**Required task:**
Pull out every line below holding the word "부산은행".

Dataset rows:
——————————

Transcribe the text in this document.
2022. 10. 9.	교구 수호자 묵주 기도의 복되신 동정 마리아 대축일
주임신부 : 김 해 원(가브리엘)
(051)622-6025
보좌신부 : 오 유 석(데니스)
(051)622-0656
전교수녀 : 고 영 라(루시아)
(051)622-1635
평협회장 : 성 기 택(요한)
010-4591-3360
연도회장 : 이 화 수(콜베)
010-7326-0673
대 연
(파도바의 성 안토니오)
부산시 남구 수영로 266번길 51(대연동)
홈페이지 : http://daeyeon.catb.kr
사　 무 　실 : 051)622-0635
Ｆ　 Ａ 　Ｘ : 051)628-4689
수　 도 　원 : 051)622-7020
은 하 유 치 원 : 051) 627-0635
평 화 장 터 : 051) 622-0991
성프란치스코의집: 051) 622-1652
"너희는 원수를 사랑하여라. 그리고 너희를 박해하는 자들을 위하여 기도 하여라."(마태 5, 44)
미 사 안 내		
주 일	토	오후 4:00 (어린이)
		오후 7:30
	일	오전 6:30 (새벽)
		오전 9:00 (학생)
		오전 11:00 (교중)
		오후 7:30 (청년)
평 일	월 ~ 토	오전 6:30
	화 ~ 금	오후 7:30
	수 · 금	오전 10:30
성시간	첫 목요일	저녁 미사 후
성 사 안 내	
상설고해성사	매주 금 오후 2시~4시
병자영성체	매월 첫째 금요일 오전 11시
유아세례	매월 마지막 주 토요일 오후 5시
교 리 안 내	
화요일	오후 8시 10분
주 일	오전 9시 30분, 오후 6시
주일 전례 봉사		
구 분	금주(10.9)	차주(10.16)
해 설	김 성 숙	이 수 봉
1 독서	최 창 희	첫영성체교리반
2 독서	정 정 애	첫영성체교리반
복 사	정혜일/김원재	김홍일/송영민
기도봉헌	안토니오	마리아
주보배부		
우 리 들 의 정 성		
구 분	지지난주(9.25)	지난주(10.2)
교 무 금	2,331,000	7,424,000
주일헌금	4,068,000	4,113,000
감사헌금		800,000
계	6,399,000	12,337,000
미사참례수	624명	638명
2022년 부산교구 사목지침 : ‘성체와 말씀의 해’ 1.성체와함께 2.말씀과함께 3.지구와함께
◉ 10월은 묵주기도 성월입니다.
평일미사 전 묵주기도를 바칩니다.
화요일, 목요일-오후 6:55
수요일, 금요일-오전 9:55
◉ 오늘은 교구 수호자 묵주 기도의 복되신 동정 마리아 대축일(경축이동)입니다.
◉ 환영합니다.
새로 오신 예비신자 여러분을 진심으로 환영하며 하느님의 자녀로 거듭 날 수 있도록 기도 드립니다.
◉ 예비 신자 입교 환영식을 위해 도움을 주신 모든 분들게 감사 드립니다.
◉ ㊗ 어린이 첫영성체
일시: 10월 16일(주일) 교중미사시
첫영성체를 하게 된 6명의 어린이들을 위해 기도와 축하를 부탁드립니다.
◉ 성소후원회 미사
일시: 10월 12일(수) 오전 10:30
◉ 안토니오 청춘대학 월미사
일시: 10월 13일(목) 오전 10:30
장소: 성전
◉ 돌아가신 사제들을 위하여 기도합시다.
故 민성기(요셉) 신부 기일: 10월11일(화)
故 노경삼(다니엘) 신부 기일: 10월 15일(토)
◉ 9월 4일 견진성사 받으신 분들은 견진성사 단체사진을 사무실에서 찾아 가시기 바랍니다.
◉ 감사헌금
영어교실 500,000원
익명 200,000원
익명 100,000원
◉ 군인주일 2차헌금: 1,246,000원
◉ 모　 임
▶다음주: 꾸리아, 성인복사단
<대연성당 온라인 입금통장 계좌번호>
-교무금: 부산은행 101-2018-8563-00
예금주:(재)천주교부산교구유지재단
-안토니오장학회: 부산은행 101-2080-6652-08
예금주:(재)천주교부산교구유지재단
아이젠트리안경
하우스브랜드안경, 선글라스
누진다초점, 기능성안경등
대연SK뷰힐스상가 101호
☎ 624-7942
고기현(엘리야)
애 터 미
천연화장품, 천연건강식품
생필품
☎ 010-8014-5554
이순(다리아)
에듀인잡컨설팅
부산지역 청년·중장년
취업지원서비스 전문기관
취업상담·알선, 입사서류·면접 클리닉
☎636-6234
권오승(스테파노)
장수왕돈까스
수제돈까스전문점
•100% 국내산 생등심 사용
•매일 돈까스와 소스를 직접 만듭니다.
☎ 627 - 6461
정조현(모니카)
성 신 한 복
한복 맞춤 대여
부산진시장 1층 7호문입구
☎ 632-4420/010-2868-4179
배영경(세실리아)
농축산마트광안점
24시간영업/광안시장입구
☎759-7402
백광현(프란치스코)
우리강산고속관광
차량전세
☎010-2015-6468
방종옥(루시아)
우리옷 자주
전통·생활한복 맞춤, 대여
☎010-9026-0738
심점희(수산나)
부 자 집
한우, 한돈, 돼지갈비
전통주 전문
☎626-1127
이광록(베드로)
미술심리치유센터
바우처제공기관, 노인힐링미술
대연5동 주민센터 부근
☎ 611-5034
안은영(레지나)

——————————

**Answer below:**
-교무금: 부산은행 101-2018-8563-00
-안토니오장학회: 부산은행 101-2080-6652-08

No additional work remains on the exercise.